Dataset entries on figures

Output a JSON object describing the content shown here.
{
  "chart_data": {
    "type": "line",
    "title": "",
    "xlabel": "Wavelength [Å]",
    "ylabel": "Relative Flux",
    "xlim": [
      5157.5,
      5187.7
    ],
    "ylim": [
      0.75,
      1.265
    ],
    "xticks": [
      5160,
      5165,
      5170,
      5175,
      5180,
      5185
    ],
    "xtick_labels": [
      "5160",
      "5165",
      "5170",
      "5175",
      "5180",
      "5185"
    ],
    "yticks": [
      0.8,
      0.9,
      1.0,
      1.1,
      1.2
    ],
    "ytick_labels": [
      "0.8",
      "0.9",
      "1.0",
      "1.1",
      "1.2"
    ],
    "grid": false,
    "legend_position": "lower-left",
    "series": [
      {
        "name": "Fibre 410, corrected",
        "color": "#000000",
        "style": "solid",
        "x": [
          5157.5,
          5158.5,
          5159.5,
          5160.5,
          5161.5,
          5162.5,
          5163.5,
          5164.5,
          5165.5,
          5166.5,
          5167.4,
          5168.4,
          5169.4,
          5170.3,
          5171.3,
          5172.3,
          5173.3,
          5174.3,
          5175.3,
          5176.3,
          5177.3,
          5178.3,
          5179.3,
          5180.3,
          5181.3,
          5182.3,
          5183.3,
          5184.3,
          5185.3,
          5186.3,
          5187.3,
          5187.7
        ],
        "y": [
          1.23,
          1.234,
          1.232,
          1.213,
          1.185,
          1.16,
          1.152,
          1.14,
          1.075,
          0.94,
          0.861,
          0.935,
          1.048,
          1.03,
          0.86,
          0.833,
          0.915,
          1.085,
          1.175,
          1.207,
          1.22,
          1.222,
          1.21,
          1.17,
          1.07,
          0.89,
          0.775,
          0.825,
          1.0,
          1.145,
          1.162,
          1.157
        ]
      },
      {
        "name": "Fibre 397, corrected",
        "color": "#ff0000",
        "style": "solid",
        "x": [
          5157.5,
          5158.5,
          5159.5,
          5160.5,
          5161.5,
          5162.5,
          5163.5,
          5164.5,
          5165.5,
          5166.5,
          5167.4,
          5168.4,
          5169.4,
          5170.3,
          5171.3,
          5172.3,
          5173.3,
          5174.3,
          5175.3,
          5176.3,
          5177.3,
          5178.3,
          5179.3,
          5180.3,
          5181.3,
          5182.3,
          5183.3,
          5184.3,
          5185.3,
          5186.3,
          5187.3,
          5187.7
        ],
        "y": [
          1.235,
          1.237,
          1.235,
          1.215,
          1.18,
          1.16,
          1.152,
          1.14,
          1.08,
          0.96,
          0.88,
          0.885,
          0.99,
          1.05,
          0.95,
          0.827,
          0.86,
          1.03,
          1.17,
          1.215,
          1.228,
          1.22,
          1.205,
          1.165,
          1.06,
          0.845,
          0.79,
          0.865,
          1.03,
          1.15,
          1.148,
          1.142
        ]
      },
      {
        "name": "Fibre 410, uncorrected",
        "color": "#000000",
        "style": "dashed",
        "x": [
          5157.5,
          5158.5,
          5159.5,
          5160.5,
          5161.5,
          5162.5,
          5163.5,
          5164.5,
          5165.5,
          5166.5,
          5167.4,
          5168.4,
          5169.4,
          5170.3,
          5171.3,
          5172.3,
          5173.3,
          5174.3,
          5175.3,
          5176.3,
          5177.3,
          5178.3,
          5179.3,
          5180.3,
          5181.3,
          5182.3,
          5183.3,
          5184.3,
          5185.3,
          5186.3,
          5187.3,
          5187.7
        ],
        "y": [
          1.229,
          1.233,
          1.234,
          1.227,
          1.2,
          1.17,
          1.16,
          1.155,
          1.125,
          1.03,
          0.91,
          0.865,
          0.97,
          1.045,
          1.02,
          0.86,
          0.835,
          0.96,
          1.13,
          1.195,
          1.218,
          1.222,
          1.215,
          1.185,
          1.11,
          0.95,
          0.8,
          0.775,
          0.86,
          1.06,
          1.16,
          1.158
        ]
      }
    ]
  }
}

## WRITTEN INSTRUCTION
Count the lines in the records above that contain the word "name", and reply with only that number.

## OUTPUT BELOW
3